▶ [WORK TO DO]: Find and copy each line of the records where the string "value" shows up.
++++ PROVIDED DATA ++++
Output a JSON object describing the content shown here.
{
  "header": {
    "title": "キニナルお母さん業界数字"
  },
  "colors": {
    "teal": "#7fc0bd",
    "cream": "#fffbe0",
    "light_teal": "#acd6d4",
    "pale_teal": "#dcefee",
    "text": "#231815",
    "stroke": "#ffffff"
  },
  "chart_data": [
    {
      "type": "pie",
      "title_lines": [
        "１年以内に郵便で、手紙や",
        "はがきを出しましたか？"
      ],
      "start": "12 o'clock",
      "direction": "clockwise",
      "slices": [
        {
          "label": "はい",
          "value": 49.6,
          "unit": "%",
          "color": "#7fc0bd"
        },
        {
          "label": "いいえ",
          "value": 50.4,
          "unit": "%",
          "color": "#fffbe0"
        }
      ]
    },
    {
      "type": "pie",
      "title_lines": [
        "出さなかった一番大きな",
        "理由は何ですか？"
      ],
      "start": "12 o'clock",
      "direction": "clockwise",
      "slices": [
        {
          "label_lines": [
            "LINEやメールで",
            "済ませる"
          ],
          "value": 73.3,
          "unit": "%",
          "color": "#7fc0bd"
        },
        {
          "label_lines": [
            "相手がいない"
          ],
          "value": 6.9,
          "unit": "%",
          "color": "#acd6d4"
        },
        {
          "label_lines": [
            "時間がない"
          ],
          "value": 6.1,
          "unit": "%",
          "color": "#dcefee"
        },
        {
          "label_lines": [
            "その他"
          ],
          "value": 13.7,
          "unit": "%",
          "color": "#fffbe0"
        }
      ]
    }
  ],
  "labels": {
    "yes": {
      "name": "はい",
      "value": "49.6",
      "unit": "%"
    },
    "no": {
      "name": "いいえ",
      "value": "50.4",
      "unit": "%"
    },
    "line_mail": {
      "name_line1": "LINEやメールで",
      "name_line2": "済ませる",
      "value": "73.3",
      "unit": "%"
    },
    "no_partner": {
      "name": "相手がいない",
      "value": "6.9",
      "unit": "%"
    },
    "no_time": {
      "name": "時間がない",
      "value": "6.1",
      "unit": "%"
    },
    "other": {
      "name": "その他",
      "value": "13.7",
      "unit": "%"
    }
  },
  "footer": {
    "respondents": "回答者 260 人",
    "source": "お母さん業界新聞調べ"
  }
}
++++
▶ [RESPONSE TO THE TASK]:
          "value": 49.6,
          "value": 50.4,
          "value": 73.3,
          "value": 6.9,
          "value": 6.1,
          "value": 13.7,
      "value": "49.6",
      "value": "50.4",
      "value": "73.3",
      "value": "6.9",
      "value": "6.1",
      "value": "13.7",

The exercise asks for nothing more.